§ **Consigne a**
Recopiez tel quel le passage des enregistrements qui va de la ligne contenant « label: resources: SOITDUL » jusqu'à la ligne contenant « annotation: public fable airing <box>700 », ces deux lignes comprises.

§ **Article**
- - - - - - -

Même si cette annonce réduit singulièrement le champ de diffusion de l’information par les bibliothèques hors leurs murs, elle reconnait en bonne partie la dimension publique de l’information détenue par ces établissements. Mais on constatera que comme toujours la capacité informative des bibliothèques se juge toujours à l’aune du stock qu’elles détiennent, et non de leur fonction publique de diffusion de l’information par tous moyens appropriés (au temps toujours actuel du prêt de livres, on avait le droit de laisser emmener le savoir chez soi, et certains continuent de façon encore plus personnalisée par le portage à domicile !!!).

- - - - - - -

§ **Consigne b**
Reproduisez mot pour mot le passage de l'article sur les bibliothèques qui va de « Même si cette » jusqu'à « à domicile !!!). ».

- - - - - - -

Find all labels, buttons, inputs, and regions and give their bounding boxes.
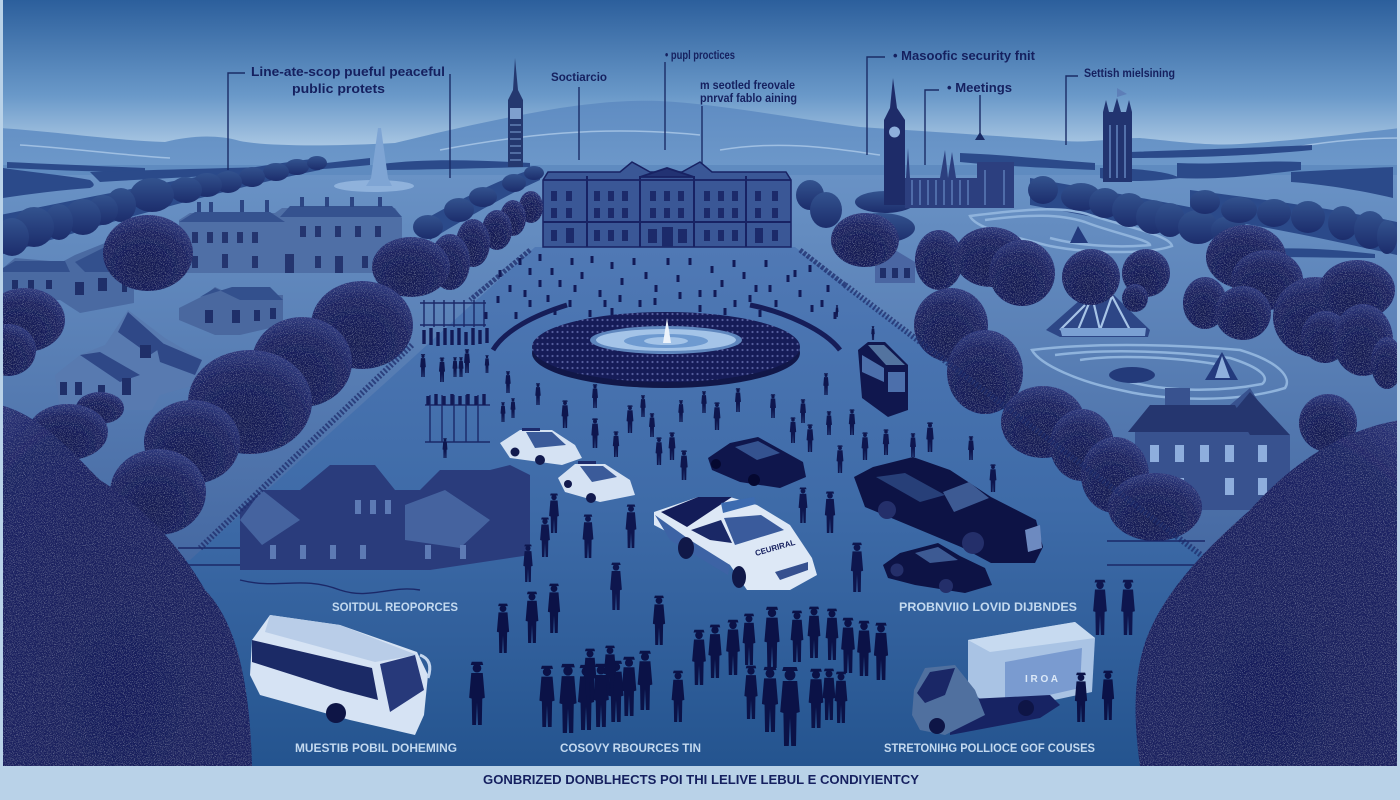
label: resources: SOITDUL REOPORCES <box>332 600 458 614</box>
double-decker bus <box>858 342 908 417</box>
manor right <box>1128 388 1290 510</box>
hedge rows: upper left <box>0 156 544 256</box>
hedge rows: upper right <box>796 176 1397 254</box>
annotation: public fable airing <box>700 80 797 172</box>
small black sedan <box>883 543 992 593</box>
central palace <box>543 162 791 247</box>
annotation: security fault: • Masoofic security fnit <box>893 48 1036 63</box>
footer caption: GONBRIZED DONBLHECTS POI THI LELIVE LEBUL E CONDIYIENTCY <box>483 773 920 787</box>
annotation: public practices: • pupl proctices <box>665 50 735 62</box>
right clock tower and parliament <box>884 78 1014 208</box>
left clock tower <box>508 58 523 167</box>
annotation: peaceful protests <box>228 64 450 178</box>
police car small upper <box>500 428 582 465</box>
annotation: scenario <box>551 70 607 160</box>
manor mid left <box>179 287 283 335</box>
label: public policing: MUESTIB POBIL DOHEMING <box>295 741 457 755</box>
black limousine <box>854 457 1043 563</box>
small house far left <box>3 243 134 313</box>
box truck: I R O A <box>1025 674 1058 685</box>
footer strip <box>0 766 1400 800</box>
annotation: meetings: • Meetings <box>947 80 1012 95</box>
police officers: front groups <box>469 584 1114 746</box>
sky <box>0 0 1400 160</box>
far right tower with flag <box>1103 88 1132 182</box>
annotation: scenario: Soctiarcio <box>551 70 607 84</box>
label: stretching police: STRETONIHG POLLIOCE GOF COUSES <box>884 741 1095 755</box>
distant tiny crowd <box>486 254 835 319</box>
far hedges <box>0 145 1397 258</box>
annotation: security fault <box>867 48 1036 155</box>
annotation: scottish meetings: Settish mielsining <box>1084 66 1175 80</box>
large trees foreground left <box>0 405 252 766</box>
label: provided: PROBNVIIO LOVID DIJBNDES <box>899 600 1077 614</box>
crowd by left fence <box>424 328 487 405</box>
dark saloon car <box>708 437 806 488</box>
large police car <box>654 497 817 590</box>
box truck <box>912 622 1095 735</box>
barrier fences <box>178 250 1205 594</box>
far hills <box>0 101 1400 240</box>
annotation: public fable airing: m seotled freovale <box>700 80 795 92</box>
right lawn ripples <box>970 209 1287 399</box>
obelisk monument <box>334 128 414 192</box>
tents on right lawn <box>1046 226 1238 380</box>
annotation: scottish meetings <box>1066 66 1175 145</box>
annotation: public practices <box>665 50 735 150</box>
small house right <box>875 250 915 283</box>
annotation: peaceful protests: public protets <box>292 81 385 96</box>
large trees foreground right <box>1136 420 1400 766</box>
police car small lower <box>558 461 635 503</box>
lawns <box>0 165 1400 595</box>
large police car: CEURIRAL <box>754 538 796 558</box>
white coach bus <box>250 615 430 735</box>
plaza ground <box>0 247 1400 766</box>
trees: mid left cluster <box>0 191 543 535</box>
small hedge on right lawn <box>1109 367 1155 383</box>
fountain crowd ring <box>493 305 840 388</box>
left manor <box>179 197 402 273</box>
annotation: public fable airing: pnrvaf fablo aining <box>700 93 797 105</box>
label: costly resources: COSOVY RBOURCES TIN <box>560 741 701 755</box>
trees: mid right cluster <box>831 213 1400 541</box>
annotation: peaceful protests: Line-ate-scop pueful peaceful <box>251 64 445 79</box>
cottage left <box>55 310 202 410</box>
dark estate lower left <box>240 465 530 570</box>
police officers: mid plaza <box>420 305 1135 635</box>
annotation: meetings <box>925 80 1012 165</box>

- - - - - - -

§ **Corrigé a**
label: resources: SOITDUL REOPORCES <box>332 600 458 614</box>
double-decker bus <box>858 342 908 417</box>
manor right <box>1128 388 1290 510</box>
hedge rows: upper left <box>0 156 544 256</box>
hedge rows: upper right <box>796 176 1397 254</box>
annotation: public fable airing <box>700 80 797 172</box>

§ **Corrigé b**
Même si cette annonce réduit singulièrement le champ de diffusion de l’information par les bibliothèques hors leurs murs, elle reconnait en bonne partie la dimension publique de l’information détenue par ces établissements. Mais on constatera que comme toujours la capacité informative des bibliothèques se juge toujours à l’aune du stock qu’elles détiennent, et non de leur fonction publique de diffusion de l’information par tous moyens appropriés (au temps toujours actuel du prêt de livres, on avait le droit de laisser emmener le savoir chez soi, et certains continuent de façon encore plus personnalisée par le portage à domicile !!!).